[Begin]

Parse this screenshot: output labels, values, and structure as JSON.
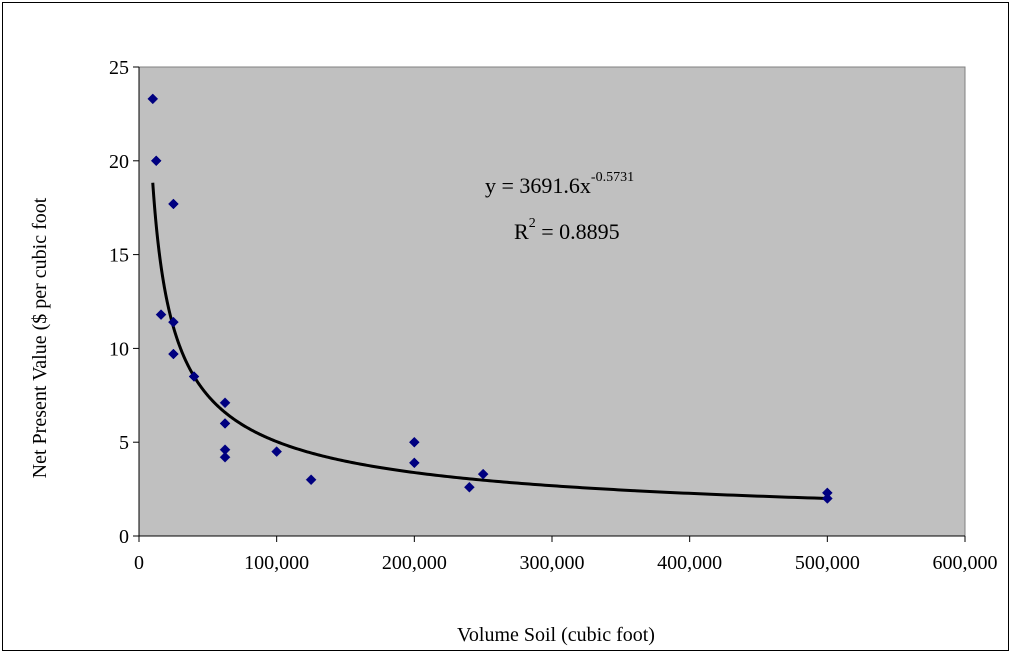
{
  "chart_data": {
    "type": "scatter",
    "xlabel": "Volume Soil (cubic foot)",
    "ylabel": "Net Present Value ($ per cubic foot",
    "xlim": [
      0,
      600000
    ],
    "ylim": [
      0,
      25
    ],
    "x_ticks": [
      0,
      100000,
      200000,
      300000,
      400000,
      500000,
      600000
    ],
    "x_tick_labels": [
      "0",
      "100,000",
      "200,000",
      "300,000",
      "400,000",
      "500,000",
      "600,000"
    ],
    "y_ticks": [
      0,
      5,
      10,
      15,
      20,
      25
    ],
    "y_tick_labels": [
      "0",
      "5",
      "10",
      "15",
      "20",
      "25"
    ],
    "grid": false,
    "legend": "none",
    "plot_background": "#c0c0c0",
    "point_color": "#000080",
    "trendline_color": "#000000",
    "points": [
      {
        "x": 10000,
        "y": 23.3
      },
      {
        "x": 12500,
        "y": 20.0
      },
      {
        "x": 25000,
        "y": 17.7
      },
      {
        "x": 16000,
        "y": 11.8
      },
      {
        "x": 25000,
        "y": 11.4
      },
      {
        "x": 25000,
        "y": 9.7
      },
      {
        "x": 40000,
        "y": 8.5
      },
      {
        "x": 62500,
        "y": 7.1
      },
      {
        "x": 62500,
        "y": 6.0
      },
      {
        "x": 62500,
        "y": 4.6
      },
      {
        "x": 62500,
        "y": 4.2
      },
      {
        "x": 100000,
        "y": 4.5
      },
      {
        "x": 125000,
        "y": 3.0
      },
      {
        "x": 200000,
        "y": 5.0
      },
      {
        "x": 200000,
        "y": 3.9
      },
      {
        "x": 240000,
        "y": 2.6
      },
      {
        "x": 250000,
        "y": 3.3
      },
      {
        "x": 500000,
        "y": 2.3
      },
      {
        "x": 500000,
        "y": 2.0
      }
    ],
    "trendline": {
      "type": "power",
      "coefficient": 3691.6,
      "exponent": -0.5731,
      "x_from": 10000,
      "x_to": 500000,
      "equation_base": "y = 3691.6x",
      "equation_exponent": "-0.5731",
      "r2_base": "R",
      "r2_exponent": "2",
      "r2_value": " = 0.8895"
    }
  }
}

[End]

-- AIM OF THE TASK --
Search the preceding listing for "foot" and extract every line where it is found.

-- SOLUTION TO THE PROBLEM --
    "xlabel": "Volume Soil (cubic foot)",
    "ylabel": "Net Present Value ($ per cubic foot",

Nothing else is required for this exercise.